→ **STATED PROBLEM**
In the entries that follow, how many lines contain "text"? Answer with the number only.

→ **EXTRACTED MATERIAL**

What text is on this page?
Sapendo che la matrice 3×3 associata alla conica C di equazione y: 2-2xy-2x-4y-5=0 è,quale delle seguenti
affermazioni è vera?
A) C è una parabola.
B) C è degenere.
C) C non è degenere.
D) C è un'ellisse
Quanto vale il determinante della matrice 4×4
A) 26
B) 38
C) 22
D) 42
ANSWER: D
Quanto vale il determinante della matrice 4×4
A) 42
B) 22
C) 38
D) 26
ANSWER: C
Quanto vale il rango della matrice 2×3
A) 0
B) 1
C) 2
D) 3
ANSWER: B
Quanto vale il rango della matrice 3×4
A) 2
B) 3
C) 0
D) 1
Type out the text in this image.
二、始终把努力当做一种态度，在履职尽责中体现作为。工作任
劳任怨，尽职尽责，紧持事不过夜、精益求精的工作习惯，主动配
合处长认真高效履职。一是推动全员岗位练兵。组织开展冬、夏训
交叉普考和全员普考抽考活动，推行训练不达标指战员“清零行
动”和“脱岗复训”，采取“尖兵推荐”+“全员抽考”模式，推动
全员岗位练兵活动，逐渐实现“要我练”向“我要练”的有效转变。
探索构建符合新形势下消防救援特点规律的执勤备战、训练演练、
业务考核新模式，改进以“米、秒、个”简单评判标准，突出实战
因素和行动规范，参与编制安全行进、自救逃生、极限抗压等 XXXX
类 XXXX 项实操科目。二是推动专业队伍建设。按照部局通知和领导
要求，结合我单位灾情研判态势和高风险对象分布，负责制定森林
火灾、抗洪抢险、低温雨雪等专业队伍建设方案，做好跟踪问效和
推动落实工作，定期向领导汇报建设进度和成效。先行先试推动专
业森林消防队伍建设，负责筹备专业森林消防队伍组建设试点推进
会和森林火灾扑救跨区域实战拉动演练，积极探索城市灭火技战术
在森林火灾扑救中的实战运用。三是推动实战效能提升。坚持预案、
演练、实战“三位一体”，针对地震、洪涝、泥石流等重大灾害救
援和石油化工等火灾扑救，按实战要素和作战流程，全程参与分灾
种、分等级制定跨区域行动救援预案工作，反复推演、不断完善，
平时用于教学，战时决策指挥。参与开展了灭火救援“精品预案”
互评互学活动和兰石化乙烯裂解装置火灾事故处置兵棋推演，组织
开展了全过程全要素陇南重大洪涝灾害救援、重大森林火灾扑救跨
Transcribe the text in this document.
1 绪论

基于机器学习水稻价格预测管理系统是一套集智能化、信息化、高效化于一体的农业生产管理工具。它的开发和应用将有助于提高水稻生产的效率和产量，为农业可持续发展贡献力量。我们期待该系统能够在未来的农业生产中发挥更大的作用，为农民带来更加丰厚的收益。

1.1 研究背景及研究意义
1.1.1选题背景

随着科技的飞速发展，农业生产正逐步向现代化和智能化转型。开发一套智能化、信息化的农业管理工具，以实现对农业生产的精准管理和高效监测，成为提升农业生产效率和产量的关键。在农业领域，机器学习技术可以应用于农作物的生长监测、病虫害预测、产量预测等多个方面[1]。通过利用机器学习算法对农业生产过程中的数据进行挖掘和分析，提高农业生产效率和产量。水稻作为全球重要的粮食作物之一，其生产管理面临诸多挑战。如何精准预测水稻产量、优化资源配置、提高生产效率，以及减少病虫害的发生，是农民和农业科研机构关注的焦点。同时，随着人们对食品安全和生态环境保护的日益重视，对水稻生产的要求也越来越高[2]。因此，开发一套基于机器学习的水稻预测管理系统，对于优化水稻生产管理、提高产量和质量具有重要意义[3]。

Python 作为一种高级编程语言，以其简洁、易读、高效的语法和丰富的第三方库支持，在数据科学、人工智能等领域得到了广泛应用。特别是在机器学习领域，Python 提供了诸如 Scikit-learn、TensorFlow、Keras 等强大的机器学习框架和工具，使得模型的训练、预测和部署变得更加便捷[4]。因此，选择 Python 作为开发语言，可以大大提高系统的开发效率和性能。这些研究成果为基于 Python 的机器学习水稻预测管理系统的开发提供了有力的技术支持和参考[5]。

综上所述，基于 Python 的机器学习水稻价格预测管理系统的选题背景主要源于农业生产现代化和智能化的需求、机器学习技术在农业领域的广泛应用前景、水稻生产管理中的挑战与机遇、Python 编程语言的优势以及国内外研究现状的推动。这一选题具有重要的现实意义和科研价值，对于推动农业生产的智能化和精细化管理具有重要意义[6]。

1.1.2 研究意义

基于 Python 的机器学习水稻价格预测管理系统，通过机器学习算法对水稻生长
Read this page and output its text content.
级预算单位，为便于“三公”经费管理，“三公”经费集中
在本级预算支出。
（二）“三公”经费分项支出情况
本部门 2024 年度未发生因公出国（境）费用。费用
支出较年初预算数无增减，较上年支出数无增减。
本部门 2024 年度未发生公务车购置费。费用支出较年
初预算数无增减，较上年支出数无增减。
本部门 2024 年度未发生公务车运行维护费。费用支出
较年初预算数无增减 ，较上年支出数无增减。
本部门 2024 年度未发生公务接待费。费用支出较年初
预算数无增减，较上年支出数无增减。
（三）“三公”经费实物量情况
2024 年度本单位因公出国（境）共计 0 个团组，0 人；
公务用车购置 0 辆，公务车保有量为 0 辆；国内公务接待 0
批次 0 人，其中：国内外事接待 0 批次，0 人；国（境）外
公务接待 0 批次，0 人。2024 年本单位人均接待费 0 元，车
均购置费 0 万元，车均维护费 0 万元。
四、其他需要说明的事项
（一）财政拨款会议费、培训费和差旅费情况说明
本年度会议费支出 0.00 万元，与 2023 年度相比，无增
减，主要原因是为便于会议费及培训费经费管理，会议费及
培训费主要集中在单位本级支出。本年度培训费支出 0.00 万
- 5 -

→ **RESPONSE TO THE TASK**
4